start Material shown

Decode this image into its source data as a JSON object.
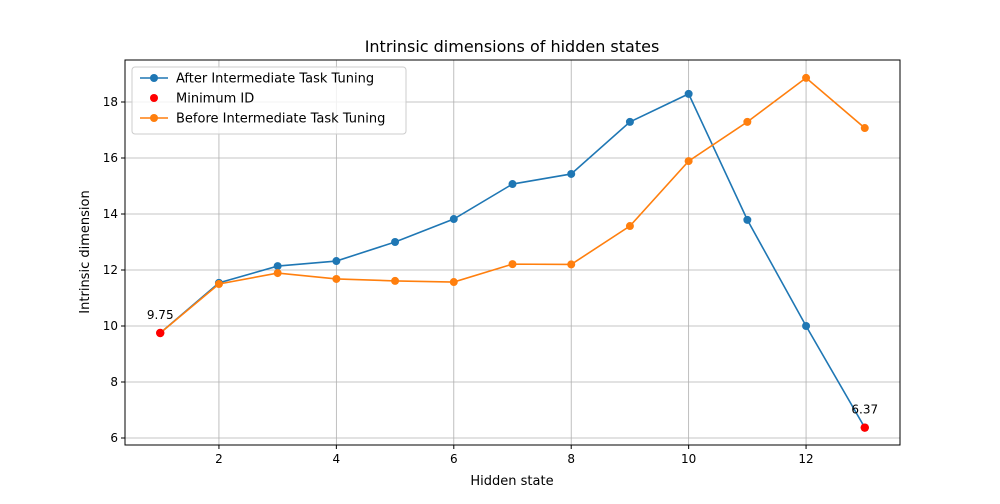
{
  "chart_data": {
    "type": "line",
    "title": "Intrinsic dimensions of hidden states",
    "xlabel": "Hidden state",
    "ylabel": "Intrinsic dimension",
    "xlim": [
      0.4,
      13.6
    ],
    "ylim": [
      5.75,
      19.5
    ],
    "xticks": [
      2,
      4,
      6,
      8,
      10,
      12
    ],
    "yticks": [
      6,
      8,
      10,
      12,
      14,
      16,
      18
    ],
    "grid": true,
    "legend_position": "upper-left",
    "x": [
      1,
      2,
      3,
      4,
      5,
      6,
      7,
      8,
      9,
      10,
      11,
      12,
      13
    ],
    "series": [
      {
        "name": "After Intermediate Task Tuning",
        "color": "#1f77b4",
        "values": [
          9.75,
          11.54,
          12.14,
          12.32,
          13.0,
          13.82,
          15.07,
          15.43,
          17.29,
          18.29,
          13.79,
          10.0,
          6.37
        ]
      },
      {
        "name": "Minimum ID",
        "color": "#ff0000",
        "type": "scatter",
        "points": [
          [
            1,
            9.75
          ],
          [
            13,
            6.37
          ]
        ]
      },
      {
        "name": "Before Intermediate Task Tuning",
        "color": "#ff7f0e",
        "values": [
          9.75,
          11.5,
          11.89,
          11.68,
          11.61,
          11.57,
          12.21,
          12.2,
          13.57,
          15.89,
          17.29,
          18.86,
          17.07
        ]
      }
    ],
    "annotations": [
      {
        "text": "9.75",
        "x": 1,
        "y": 9.75
      },
      {
        "text": "6.37",
        "x": 13,
        "y": 6.37
      }
    ]
  }
}
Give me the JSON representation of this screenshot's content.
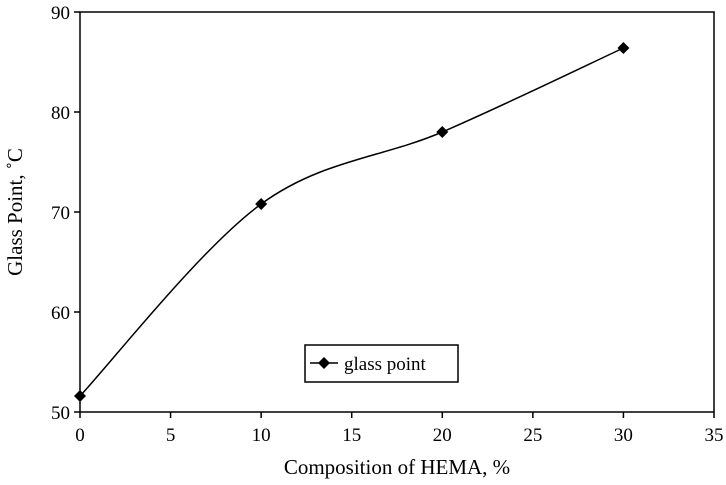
{
  "chart_data": {
    "type": "line",
    "title": "",
    "xlabel": "Composition of HEMA, %",
    "ylabel": "Glass Point, ˚C",
    "xlim": [
      0,
      35
    ],
    "ylim": [
      50,
      90
    ],
    "xticks": [
      "0",
      "5",
      "10",
      "15",
      "20",
      "25",
      "30",
      "35"
    ],
    "yticks": [
      "50",
      "60",
      "70",
      "80",
      "90"
    ],
    "grid": false,
    "legend_position": "lower-center",
    "smooth": true,
    "marker": "diamond",
    "series": [
      {
        "name": "glass point",
        "color": "#000000",
        "x": [
          0,
          10,
          20,
          30
        ],
        "y": [
          51.6,
          70.8,
          78.0,
          86.4
        ]
      }
    ]
  }
}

end Material shown

* [Your goal]:
Please repeat the entries exactly. Do not include the pictures.

* [Reply]:
Decode this image into its source data as a JSON object.
{
  "chart_data": {
    "type": "line",
    "title": "Intrinsic dimensions of hidden states",
    "xlabel": "Hidden state",
    "ylabel": "Intrinsic dimension",
    "xlim": [
      0.4,
      13.6
    ],
    "ylim": [
      5.75,
      19.5
    ],
    "xticks": [
      2,
      4,
      6,
      8,
      10,
      12
    ],
    "yticks": [
      6,
      8,
      10,
      12,
      14,
      16,
      18
    ],
    "grid": true,
    "legend_position": "upper-left",
    "x": [
      1,
      2,
      3,
      4,
      5,
      6,
      7,
      8,
      9,
      10,
      11,
      12,
      13
    ],
    "series": [
      {
        "name": "After Intermediate Task Tuning",
        "color": "#1f77b4",
        "values": [
          9.75,
          11.54,
          12.14,
          12.32,
          13.0,
          13.82,
          15.07,
          15.43,
          17.29,
          18.29,
          13.79,
          10.0,
          6.37
        ]
      },
      {
        "name": "Minimum ID",
        "color": "#ff0000",
        "type": "scatter",
        "points": [
          [
            1,
            9.75
          ],
          [
            13,
            6.37
          ]
        ]
      },
      {
        "name": "Before Intermediate Task Tuning",
        "color": "#ff7f0e",
        "values": [
          9.75,
          11.5,
          11.89,
          11.68,
          11.61,
          11.57,
          12.21,
          12.2,
          13.57,
          15.89,
          17.29,
          18.86,
          17.07
        ]
      }
    ],
    "annotations": [
      {
        "text": "9.75",
        "x": 1,
        "y": 9.75
      },
      {
        "text": "6.37",
        "x": 13,
        "y": 6.37
      }
    ]
  }
}
Give me the JSON representation of this screenshot's content.
{
  "chart_data": {
    "type": "line",
    "title": "",
    "xlabel": "Composition of HEMA, %",
    "ylabel": "Glass Point, ˚C",
    "xlim": [
      0,
      35
    ],
    "ylim": [
      50,
      90
    ],
    "xticks": [
      "0",
      "5",
      "10",
      "15",
      "20",
      "25",
      "30",
      "35"
    ],
    "yticks": [
      "50",
      "60",
      "70",
      "80",
      "90"
    ],
    "grid": false,
    "legend_position": "lower-center",
    "smooth": true,
    "marker": "diamond",
    "series": [
      {
        "name": "glass point",
        "color": "#000000",
        "x": [
          0,
          10,
          20,
          30
        ],
        "y": [
          51.6,
          70.8,
          78.0,
          86.4
        ]
      }
    ]
  }
}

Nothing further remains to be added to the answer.